Exercise:
Reproduce the data below word for word, from its first line through the line containing "check-icon: ✓ [786,358,796,367]", including both of those lines.

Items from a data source

========================================================================

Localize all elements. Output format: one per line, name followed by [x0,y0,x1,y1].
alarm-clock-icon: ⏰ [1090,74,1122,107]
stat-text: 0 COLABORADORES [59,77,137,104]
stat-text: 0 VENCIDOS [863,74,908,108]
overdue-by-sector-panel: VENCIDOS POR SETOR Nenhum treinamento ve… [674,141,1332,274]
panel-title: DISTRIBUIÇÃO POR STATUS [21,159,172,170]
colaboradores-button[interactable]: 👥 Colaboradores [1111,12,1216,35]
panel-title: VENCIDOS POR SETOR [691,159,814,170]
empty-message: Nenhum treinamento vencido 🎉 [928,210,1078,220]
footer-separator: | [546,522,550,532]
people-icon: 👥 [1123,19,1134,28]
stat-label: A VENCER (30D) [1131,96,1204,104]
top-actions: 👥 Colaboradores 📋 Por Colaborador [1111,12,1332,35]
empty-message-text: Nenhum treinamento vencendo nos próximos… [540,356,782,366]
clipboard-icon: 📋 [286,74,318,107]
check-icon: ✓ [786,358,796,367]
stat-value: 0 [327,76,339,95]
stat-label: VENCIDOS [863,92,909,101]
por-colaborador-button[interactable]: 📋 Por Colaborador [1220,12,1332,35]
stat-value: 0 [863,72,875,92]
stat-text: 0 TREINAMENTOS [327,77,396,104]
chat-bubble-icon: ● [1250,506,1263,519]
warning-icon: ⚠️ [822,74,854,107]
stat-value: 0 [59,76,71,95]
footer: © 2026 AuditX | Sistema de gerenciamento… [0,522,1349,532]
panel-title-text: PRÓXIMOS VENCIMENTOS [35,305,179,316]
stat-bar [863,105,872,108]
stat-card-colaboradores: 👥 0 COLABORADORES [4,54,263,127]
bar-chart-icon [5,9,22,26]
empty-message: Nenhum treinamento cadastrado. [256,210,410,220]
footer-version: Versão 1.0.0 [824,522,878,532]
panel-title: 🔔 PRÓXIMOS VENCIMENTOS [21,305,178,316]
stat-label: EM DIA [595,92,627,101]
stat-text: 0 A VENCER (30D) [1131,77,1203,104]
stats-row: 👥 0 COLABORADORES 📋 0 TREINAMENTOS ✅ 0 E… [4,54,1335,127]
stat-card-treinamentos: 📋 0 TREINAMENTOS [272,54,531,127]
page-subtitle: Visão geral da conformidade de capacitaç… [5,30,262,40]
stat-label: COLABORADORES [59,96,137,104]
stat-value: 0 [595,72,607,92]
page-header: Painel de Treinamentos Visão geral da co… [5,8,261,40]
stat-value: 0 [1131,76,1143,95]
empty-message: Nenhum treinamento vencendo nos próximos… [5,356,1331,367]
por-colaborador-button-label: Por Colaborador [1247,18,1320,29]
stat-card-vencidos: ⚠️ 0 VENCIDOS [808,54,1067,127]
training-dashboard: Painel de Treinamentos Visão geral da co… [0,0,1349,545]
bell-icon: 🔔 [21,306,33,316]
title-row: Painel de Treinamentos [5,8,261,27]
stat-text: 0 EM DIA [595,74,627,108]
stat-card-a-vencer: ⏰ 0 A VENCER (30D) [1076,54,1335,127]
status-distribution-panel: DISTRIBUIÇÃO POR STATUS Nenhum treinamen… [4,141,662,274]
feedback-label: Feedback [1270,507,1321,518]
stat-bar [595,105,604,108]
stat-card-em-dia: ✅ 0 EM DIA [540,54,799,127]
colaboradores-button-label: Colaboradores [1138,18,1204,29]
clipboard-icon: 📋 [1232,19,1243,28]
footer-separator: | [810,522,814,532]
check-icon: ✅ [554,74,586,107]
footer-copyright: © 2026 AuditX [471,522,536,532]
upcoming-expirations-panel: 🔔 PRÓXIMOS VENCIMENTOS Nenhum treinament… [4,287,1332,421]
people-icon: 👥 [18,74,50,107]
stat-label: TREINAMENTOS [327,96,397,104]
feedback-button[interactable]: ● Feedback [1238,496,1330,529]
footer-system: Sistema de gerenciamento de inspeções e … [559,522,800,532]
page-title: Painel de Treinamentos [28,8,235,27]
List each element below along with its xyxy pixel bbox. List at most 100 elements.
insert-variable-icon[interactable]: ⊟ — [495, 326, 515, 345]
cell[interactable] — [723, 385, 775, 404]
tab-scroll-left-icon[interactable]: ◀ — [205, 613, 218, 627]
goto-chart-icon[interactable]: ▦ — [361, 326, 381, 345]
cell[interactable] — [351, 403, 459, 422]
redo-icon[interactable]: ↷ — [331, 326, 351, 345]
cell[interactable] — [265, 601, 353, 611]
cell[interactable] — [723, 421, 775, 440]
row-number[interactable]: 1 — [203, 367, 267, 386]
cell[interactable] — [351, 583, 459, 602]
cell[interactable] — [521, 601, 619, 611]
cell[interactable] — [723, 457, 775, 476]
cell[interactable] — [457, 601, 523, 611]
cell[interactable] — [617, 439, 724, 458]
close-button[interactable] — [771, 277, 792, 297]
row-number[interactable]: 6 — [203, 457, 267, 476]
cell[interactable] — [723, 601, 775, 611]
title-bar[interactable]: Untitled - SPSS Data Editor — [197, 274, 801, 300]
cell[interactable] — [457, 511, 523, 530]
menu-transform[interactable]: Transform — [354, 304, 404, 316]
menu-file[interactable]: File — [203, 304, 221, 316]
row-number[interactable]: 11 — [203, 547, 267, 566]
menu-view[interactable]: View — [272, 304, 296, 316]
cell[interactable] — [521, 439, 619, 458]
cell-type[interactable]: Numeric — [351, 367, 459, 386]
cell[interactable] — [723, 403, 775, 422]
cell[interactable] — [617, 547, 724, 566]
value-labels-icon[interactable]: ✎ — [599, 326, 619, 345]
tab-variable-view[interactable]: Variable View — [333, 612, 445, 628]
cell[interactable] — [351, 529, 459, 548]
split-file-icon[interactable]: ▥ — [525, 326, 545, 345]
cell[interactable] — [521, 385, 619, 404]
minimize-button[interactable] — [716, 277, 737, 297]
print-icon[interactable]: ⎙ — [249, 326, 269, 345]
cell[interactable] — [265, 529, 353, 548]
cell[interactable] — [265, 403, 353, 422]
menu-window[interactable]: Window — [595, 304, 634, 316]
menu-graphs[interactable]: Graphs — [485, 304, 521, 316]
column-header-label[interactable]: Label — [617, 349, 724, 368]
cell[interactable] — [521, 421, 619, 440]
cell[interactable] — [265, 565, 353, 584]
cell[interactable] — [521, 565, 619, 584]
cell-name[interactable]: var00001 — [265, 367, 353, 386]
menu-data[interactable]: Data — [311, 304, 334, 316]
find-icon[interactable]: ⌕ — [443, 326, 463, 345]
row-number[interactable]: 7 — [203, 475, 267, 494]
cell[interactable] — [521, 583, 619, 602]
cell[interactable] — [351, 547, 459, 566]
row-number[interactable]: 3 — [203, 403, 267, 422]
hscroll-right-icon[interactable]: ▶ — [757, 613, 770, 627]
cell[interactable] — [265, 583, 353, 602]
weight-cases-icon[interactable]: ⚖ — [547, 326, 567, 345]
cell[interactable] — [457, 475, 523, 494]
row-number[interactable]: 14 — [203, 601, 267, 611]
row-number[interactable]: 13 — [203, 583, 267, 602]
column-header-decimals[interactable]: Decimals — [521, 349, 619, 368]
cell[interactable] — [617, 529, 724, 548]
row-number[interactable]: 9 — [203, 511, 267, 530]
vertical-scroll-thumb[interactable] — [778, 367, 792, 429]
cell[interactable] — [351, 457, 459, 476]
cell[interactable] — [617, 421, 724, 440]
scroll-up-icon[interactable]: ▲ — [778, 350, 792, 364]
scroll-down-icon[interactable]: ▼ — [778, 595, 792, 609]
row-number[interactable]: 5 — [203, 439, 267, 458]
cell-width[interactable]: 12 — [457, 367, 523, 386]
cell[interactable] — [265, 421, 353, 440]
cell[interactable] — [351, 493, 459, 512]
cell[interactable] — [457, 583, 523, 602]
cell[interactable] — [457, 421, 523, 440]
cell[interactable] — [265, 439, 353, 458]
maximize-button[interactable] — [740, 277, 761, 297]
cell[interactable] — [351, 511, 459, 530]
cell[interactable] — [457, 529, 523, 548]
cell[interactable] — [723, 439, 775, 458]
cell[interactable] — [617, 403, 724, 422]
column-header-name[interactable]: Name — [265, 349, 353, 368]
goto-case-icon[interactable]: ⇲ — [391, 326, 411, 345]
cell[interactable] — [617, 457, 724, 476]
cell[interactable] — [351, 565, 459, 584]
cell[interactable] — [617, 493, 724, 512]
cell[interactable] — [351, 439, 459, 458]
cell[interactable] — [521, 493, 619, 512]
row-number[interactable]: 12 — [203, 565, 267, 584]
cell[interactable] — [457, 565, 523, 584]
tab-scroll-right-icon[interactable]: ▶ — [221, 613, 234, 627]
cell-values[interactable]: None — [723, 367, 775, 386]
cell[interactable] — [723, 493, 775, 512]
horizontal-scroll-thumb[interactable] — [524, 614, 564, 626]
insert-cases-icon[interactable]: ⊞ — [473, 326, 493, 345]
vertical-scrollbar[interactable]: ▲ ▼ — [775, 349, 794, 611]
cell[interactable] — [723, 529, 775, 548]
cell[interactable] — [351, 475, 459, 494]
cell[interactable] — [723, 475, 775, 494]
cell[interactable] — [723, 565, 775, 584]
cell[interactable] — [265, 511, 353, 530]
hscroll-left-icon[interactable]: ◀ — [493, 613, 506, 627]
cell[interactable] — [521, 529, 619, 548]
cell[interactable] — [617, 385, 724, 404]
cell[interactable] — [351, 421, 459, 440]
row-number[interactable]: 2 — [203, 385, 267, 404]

========================================================================

Written response:
Localize all elements. Output format: one per line, name followed by [x0,y0,x1,y1].
alarm-clock-icon: ⏰ [1090,74,1122,107]
stat-text: 0 COLABORADORES [59,77,137,104]
stat-text: 0 VENCIDOS [863,74,908,108]
overdue-by-sector-panel: VENCIDOS POR SETOR Nenhum treinamento ve… [674,141,1332,274]
panel-title: DISTRIBUIÇÃO POR STATUS [21,159,172,170]
colaboradores-button[interactable]: 👥 Colaboradores [1111,12,1216,35]
panel-title: VENCIDOS POR SETOR [691,159,814,170]
empty-message: Nenhum treinamento vencido 🎉 [928,210,1078,220]
footer-separator: | [546,522,550,532]
people-icon: 👥 [1123,19,1134,28]
stat-label: A VENCER (30D) [1131,96,1204,104]
top-actions: 👥 Colaboradores 📋 Por Colaborador [1111,12,1332,35]
empty-message-text: Nenhum treinamento vencendo nos próximos… [540,356,782,366]
clipboard-icon: 📋 [286,74,318,107]
check-icon: ✓ [786,358,796,367]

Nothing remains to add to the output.